# [ФРАГМЕНТ СТРАНИЦЫ]
****************

Как выяснилось позднее, на третьем туре меня могли «срезать», так как за одно место со мной боролась еще одна претендентка, девочка моего плана: маленькая, худенькая, вроде, как и я, — травести. По мнению проректора Б.Е.Захавы, у нее было больше шансов на поступление, затем и понадобился «тыл» в решающей схватке. Олег Николаевич Ефремов, наш «тыл», дружил с моими родителями еще в юности, они с папой учились в одном классе. Они даже вместе сыграли в студийном спектакле «Горе от ума», Олег Николаевич Молчалина, а папа — Чацкого. Более того, они чем-то похожи внешне: лицом и духом печального оптимизма, свойственным обитателям Староконюшенного переулка. Между «другом юности» и проректором состоялся забавный разговор. Захава отнесся к просьбе любезно, но посетовал, что, мол, принять-то я приму, а что она дальше будет делать? Их же, выпускников, надо в театры устраивать, в театрах вакантных мест мало, а выпускников предостаточно! Олег Николаевич не растерялся и не без юмора заметил: «Я ее не только в театр возьму, я на ней еще и женюсь!»

Веселый разговор, творческий, можно сказать. После того как я рассказала этот эпизод в одном из своих газетных интервью, моя мама, с чьих слов я впервые услышала эту историю, вдруг засомневалась: «А был ли этот диалог именно таким, в частности, про женитьбу?» Ну что ж, если что не так, я не виновата.

****************

# [ЦЕЛЬ ЗАДАНИЯ]
Проверьте, согласуются ли с фрагментом утверждения 1–3, и для каждого ответьте «да» или «нет», приведя дословно решающие слова фрагмента.
1. Олег Николаевич Ефремов учился в одном классе с отцом автора.
2. В студийном спектакле «Горе от ума» Ефремов играл Чацкого.
3. Захава отнесся к просьбе Ефремова неприветливо.

# [ИСХОДНЫЕ ДАННЫЕ]
****************

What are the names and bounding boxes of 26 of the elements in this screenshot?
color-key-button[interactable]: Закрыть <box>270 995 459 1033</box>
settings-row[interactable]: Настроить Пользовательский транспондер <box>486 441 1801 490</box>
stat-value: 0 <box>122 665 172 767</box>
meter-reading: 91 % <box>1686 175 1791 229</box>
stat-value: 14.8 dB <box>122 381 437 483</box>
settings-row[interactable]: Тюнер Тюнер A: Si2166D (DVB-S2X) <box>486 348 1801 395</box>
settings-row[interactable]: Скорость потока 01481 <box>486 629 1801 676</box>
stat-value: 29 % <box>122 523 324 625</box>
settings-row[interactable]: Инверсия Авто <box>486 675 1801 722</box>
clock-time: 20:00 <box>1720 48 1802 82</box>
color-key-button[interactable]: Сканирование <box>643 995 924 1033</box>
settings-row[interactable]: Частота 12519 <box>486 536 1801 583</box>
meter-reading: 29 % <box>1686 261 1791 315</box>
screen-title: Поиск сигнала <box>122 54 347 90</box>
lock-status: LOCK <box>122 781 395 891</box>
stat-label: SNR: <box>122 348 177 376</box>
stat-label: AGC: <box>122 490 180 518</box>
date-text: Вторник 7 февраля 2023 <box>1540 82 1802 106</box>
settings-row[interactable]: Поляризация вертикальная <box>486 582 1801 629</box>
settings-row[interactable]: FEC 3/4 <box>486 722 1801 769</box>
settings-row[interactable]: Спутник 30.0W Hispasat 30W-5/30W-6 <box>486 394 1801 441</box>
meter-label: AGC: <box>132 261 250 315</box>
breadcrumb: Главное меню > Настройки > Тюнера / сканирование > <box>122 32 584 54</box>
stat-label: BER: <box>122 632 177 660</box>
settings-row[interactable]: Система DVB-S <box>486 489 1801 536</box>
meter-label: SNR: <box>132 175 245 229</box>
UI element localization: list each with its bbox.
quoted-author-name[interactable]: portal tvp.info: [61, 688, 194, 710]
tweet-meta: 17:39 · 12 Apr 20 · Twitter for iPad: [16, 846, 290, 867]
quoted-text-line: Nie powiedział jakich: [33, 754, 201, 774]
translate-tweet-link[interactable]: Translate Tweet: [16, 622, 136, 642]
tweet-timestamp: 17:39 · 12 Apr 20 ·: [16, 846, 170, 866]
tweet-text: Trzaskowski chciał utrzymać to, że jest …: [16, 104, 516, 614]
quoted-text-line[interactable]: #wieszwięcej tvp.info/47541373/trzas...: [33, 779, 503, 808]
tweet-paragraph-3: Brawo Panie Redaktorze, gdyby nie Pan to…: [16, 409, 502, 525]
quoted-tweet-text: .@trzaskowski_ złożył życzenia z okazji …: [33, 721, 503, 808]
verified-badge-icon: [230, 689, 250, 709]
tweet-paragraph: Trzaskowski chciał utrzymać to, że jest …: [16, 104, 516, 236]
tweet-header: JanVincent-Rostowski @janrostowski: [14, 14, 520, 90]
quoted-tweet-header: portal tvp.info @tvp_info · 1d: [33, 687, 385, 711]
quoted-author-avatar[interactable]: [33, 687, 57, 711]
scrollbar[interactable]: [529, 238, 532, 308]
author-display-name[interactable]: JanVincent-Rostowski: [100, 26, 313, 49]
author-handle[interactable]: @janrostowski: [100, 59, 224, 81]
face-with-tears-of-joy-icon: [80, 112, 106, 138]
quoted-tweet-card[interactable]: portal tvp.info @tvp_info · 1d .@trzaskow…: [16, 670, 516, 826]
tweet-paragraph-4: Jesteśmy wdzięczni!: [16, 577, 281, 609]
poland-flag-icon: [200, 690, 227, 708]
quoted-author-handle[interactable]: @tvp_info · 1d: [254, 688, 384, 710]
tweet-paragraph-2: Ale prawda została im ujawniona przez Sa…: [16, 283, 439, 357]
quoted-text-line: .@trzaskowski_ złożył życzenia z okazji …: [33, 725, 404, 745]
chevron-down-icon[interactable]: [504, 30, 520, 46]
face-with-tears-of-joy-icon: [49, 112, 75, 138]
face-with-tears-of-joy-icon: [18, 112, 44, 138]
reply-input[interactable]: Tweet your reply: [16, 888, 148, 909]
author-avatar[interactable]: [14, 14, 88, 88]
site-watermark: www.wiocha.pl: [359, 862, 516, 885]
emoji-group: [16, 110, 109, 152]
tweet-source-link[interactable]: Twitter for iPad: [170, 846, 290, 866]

****************

# [ОЖИДАЕМЫЙ ОТВЕТ]
1. Да: «они с папой учились в одном классе».
2. Нет: «Олег Николаевич Молчалина, а папа — Чацкого».
3. Нет: «Захава отнесся к просьбе любезно».